** Short exercise **
Restate the records below word for word, and omit the images they hold.

** Rows **
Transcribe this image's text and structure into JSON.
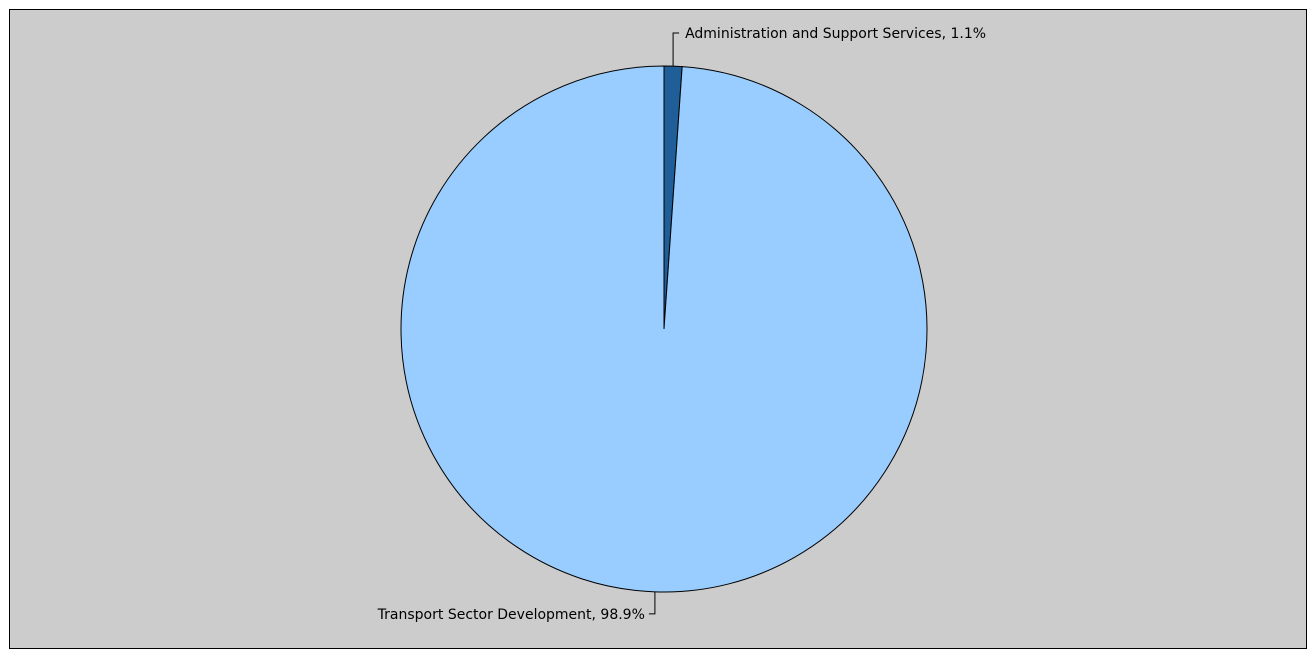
{
  "chart_data": {
    "type": "pie",
    "slices": [
      {
        "label": "Administration and Support Services",
        "value": 1.1,
        "display": "Administration and Support Services, 1.1%",
        "color": "#1f5e96"
      },
      {
        "label": "Transport Sector Development",
        "value": 98.9,
        "display": "Transport Sector Development, 98.9%",
        "color": "#99ccff"
      }
    ],
    "start_angle": "12 o'clock",
    "direction": "clockwise",
    "background_color": "#cccccc",
    "outline_color": "#000000"
  }
}
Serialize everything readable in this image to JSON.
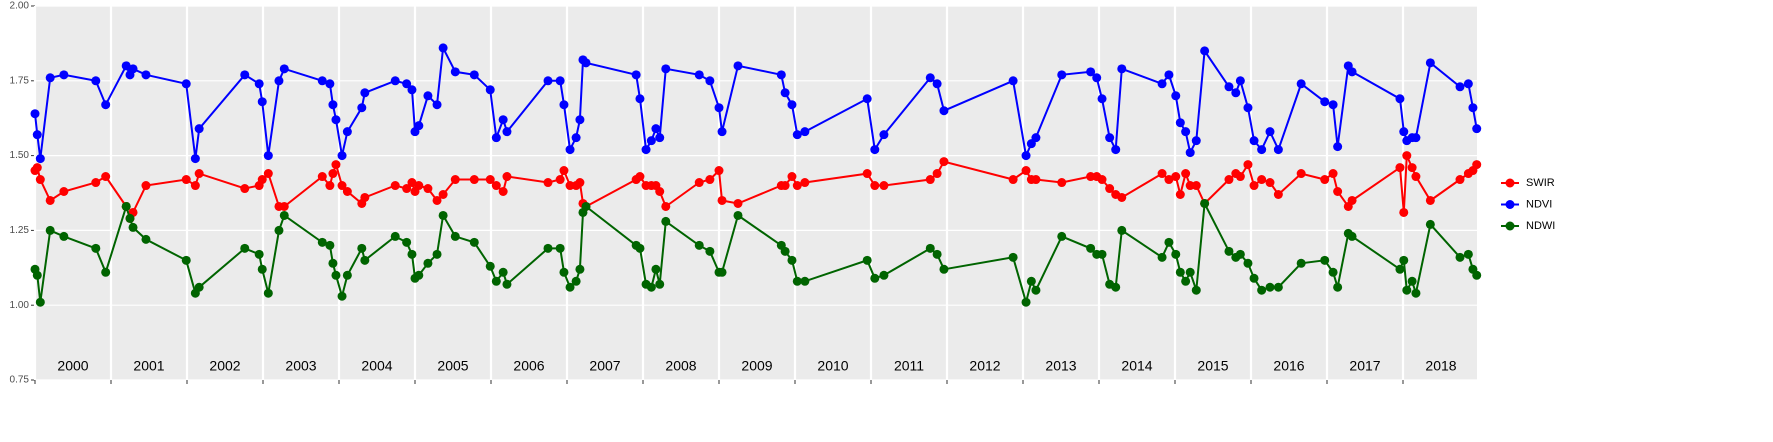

** Answer to the task **
Transcribe this image's text and structure into JSON.
{
  "chart_data": {
    "type": "pie",
    "slices": [
      {
        "label": "Administration and Support Services",
        "value": 1.1,
        "display": "Administration and Support Services, 1.1%",
        "color": "#1f5e96"
      },
      {
        "label": "Transport Sector Development",
        "value": 98.9,
        "display": "Transport Sector Development, 98.9%",
        "color": "#99ccff"
      }
    ],
    "start_angle": "12 o'clock",
    "direction": "clockwise",
    "background_color": "#cccccc",
    "outline_color": "#000000"
  }
}
Serialize everything readable in this image to JSON.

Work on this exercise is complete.